Saved data entries:
· · · · ·

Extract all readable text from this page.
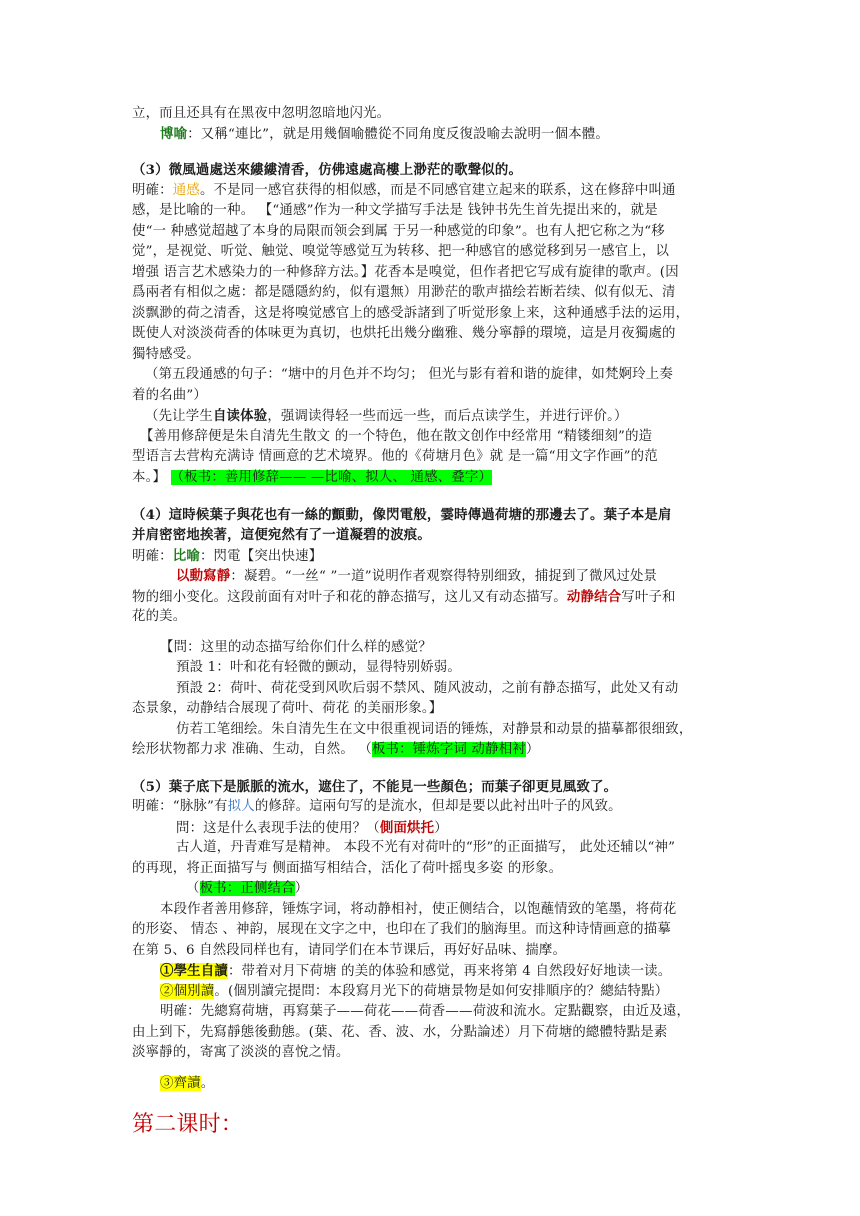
立，而且还具有在黑夜中忽明忽暗地闪光。
博喻：又稱“連比”，就是用幾個喻體從不同角度反復設喻去說明一個本體。
（3）微風過處送來縷縷清香，仿佛遠處高樓上渺茫的歌聲似的。
明確：通感。不是同一感官获得的相似感，而是不同感官建立起来的联系，这在修辞中叫通
感，是比喻的一种。 【“通感”作为一种文学描写手法是 钱钟书先生首先提出来的，就是
使“一 种感觉超越了本身的局限而领会到属 于另一种感觉的印象”。也有人把它称之为“移
觉”，是视觉、听觉、触觉、嗅觉等感觉互为转移、把一种感官的感觉移到另一感官上，以
增强 语言艺术感染力的一种修辞方法。】花香本是嗅觉，但作者把它写成有旋律的歌声。(因
爲兩者有相似之處：都是隱隱約約，似有還無）用渺茫的歌声描绘若断若续、似有似无、清
淡飘渺的荷之清香，这是将嗅觉感官上的感受訴諸到了听觉形象上来，这种通感手法的运用，
既使人对淡淡荷香的体味更为真切，也烘托出幾分幽雅、幾分寧靜的環境，這是月夜獨處的
獨特感受。
（第五段通感的句子：“塘中的月色并不均匀； 但光与影有着和谐的旋律，如梵婀玲上奏
着的名曲”）
（先让学生自读体验，强调读得轻一些而远一些，而后点读学生，并进行评价。）
【善用修辞便是朱自清先生散文 的一个特色，他在散文创作中经常用 “精镂细刻”的造
型语言去营构充满诗 情画意的艺术境界。他的《荷塘月色》就 是一篇“用文字作画”的范
本。】 （板书：善用修辞—— —比喻、拟人、 通感、叠字）
（4）這時候葉子與花也有一絲的顫動，像閃電般，霎時傳過荷塘的那邊去了。葉子本是肩
并肩密密地挨著，這便宛然有了一道凝碧的波痕。
明確：比喻：閃電【突出快速】
以動寫靜：凝碧。“一丝“ ”一道”说明作者观察得特别细致，捕捉到了微风过处景
物的细小变化。这段前面有对叶子和花的静态描写，这儿又有动态描写。动静结合写叶子和
花的美。
【問：这里的动态描写给你们什么样的感觉？
預設 1：叶和花有轻微的颤动，显得特别娇弱。
預設 2：荷叶、荷花受到风吹后弱不禁风、随风波动，之前有静态描写，此处又有动
态景象，动静结合展现了荷叶、荷花 的美丽形象。】
仿若工笔细绘。朱自清先生在文中很重视词语的锤炼，对静景和动景的描摹都很细致，
绘形状物都力求 准确、生动，自然。 （板书：锤炼字词 动静相衬）
（5）葉子底下是脈脈的流水，遮住了，不能見一些顏色；而葉子卻更見風致了。
明確：“脉脉”有拟人的修辞。這兩句写的是流水，但却是要以此衬出叶子的风致。
問：这是什么表现手法的使用？（側面烘托）
古人道，丹青难写是精神。 本段不光有对荷叶的“形”的正面描写， 此处还辅以“神”
的再现，将正面描写与 侧面描写相结合，活化了荷叶摇曳多姿 的形象。
（板书：正侧结合）
本段作者善用修辞，锤炼字词，将动静相衬，使正侧结合，以饱蘸情致的笔墨，将荷花
的形姿、 情态 、神韵，展现在文字之中，也印在了我们的脑海里。而这种诗情画意的描摹
在第 5、6 自然段同样也有，请同学们在本节课后，再好好品味、揣摩。
①學生自讀：带着对月下荷塘 的美的体验和感觉，再来将第 4 自然段好好地读一读。
②個別讀。(個別讀完提問：本段寫月光下的荷塘景物是如何安排順序的？總結特點）
明確：先總寫荷塘，再寫葉子——荷花——荷香——荷波和流水。定點觀察，由近及遠，
由上到下，先寫靜態後動態。(葉、花、香、波、水，分點論述）月下荷塘的總體特點是素
淡寧靜的，寄寓了淡淡的喜悅之情。
③齊讀。
第二课时：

· · · · ·

REQUIREMENTS:
What is the number of lines that hold the string "锤炼字词"? Give it alone.

WRITTEN SOLUTION:
2